What you should do:
All of the records below need to be written out exactly, but without the pictures.

Information:
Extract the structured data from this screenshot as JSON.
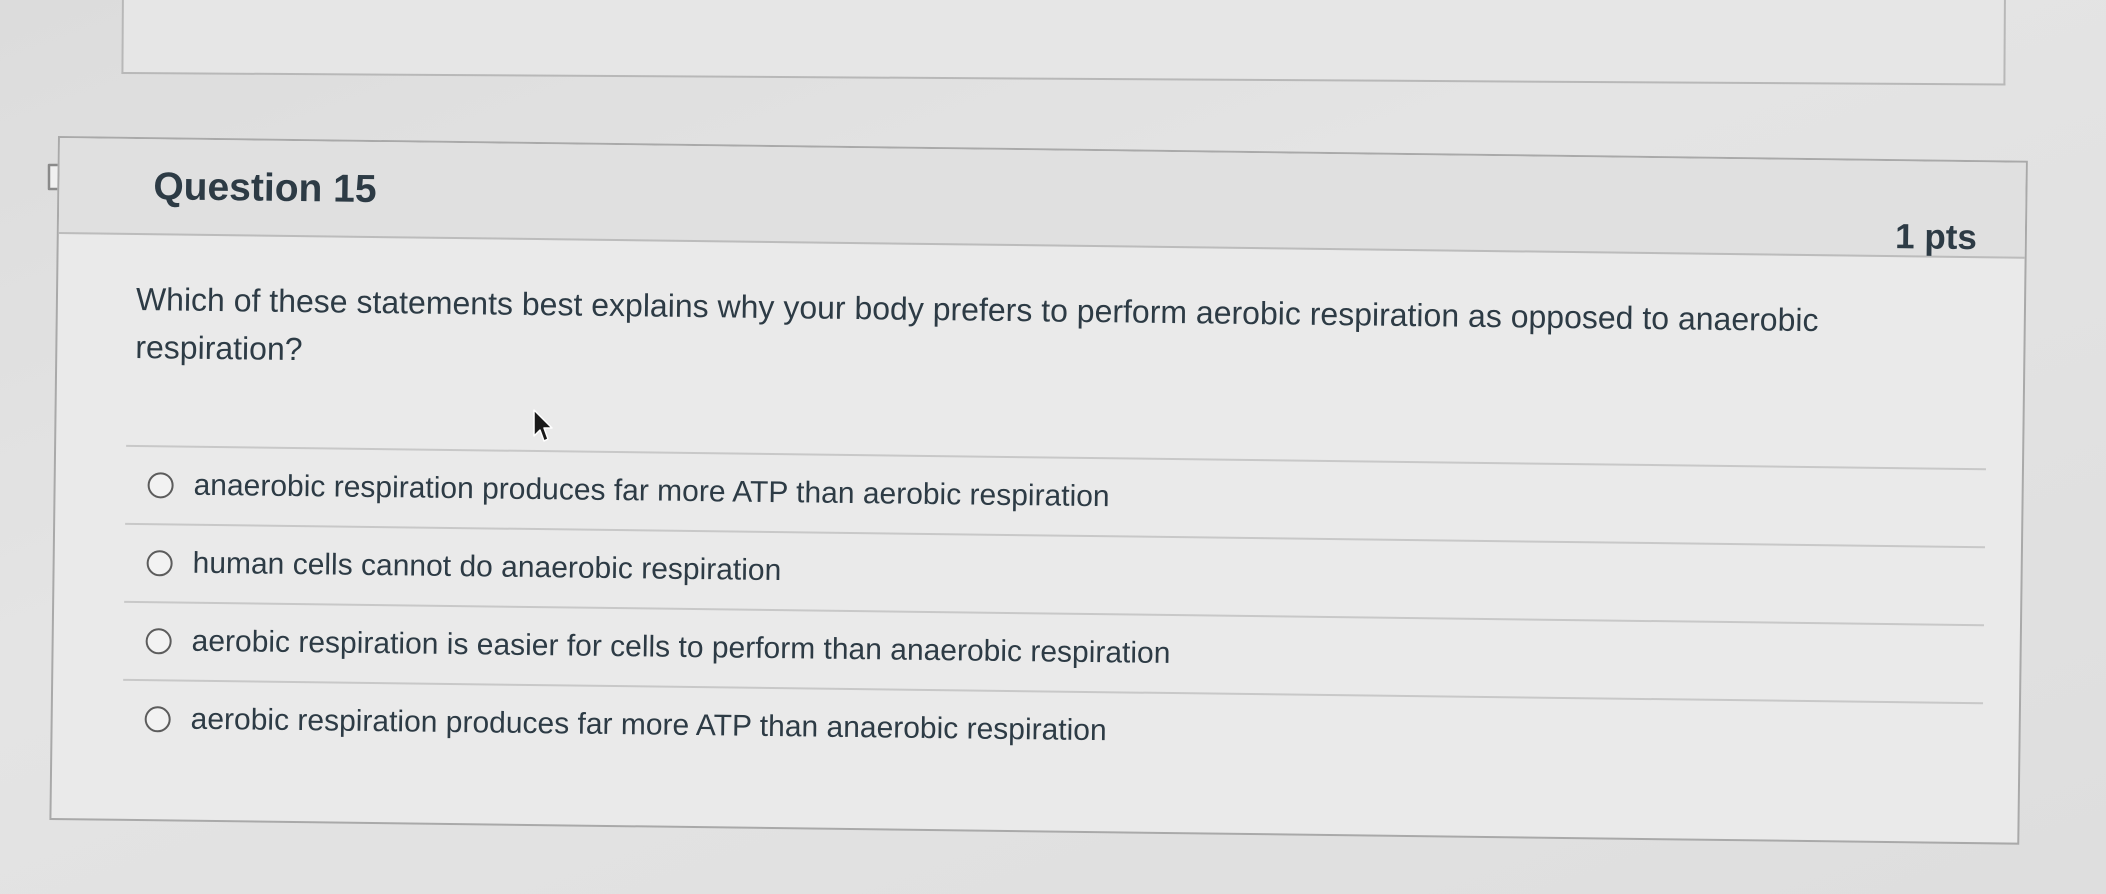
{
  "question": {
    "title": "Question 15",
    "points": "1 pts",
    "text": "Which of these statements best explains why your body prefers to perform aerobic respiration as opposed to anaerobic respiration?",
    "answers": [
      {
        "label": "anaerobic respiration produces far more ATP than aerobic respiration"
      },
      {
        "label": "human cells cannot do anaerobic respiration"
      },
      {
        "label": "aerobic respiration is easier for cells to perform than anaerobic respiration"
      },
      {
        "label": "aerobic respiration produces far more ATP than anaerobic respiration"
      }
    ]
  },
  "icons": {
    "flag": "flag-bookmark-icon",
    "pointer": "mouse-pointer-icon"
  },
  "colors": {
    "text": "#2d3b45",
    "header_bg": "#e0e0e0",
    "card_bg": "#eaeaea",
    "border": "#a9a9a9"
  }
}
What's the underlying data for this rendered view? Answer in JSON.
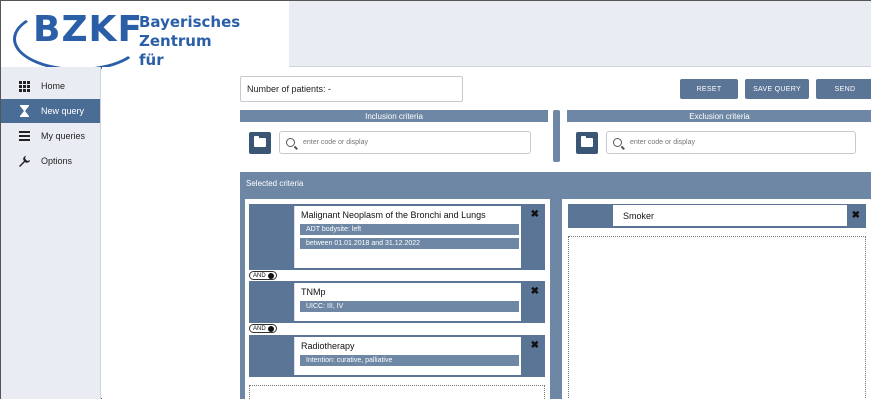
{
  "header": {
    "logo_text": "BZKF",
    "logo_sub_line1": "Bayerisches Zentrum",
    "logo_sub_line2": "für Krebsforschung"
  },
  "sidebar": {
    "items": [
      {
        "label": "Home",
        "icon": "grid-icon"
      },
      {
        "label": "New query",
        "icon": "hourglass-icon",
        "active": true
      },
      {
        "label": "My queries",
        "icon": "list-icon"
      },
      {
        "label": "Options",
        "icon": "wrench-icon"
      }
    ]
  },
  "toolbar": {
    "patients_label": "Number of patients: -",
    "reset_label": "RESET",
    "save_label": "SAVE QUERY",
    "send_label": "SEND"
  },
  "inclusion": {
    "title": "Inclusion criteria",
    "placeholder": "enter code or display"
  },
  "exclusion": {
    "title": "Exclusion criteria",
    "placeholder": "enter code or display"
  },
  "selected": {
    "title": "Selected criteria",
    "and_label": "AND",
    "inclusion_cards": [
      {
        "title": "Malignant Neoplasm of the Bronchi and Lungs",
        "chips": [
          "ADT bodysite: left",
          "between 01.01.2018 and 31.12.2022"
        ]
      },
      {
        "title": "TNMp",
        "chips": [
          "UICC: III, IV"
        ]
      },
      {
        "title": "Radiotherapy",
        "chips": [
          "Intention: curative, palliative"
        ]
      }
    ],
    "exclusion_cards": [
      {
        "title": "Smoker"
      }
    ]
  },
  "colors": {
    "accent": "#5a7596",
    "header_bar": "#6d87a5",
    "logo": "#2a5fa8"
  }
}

Expected output:
Extract the structured data from this screenshot as JSON.
{
  "question": {
    "title": "Question 15",
    "points": "1 pts",
    "text": "Which of these statements best explains why your body prefers to perform aerobic respiration as opposed to anaerobic respiration?",
    "answers": [
      {
        "label": "anaerobic respiration produces far more ATP than aerobic respiration"
      },
      {
        "label": "human cells cannot do anaerobic respiration"
      },
      {
        "label": "aerobic respiration is easier for cells to perform than anaerobic respiration"
      },
      {
        "label": "aerobic respiration produces far more ATP than anaerobic respiration"
      }
    ]
  },
  "icons": {
    "flag": "flag-bookmark-icon",
    "pointer": "mouse-pointer-icon"
  },
  "colors": {
    "text": "#2d3b45",
    "header_bg": "#e0e0e0",
    "card_bg": "#eaeaea",
    "border": "#a9a9a9"
  }
}
What's the underlying data for this rendered view? Answer in JSON.
{
  "header": {
    "logo_text": "BZKF",
    "logo_sub_line1": "Bayerisches Zentrum",
    "logo_sub_line2": "für Krebsforschung"
  },
  "sidebar": {
    "items": [
      {
        "label": "Home",
        "icon": "grid-icon"
      },
      {
        "label": "New query",
        "icon": "hourglass-icon",
        "active": true
      },
      {
        "label": "My queries",
        "icon": "list-icon"
      },
      {
        "label": "Options",
        "icon": "wrench-icon"
      }
    ]
  },
  "toolbar": {
    "patients_label": "Number of patients: -",
    "reset_label": "RESET",
    "save_label": "SAVE QUERY",
    "send_label": "SEND"
  },
  "inclusion": {
    "title": "Inclusion criteria",
    "placeholder": "enter code or display"
  },
  "exclusion": {
    "title": "Exclusion criteria",
    "placeholder": "enter code or display"
  },
  "selected": {
    "title": "Selected criteria",
    "and_label": "AND",
    "inclusion_cards": [
      {
        "title": "Malignant Neoplasm of the Bronchi and Lungs",
        "chips": [
          "ADT bodysite: left",
          "between 01.01.2018 and 31.12.2022"
        ]
      },
      {
        "title": "TNMp",
        "chips": [
          "UICC: III, IV"
        ]
      },
      {
        "title": "Radiotherapy",
        "chips": [
          "Intention: curative, palliative"
        ]
      }
    ],
    "exclusion_cards": [
      {
        "title": "Smoker"
      }
    ]
  },
  "colors": {
    "accent": "#5a7596",
    "header_bar": "#6d87a5",
    "logo": "#2a5fa8"
  }
}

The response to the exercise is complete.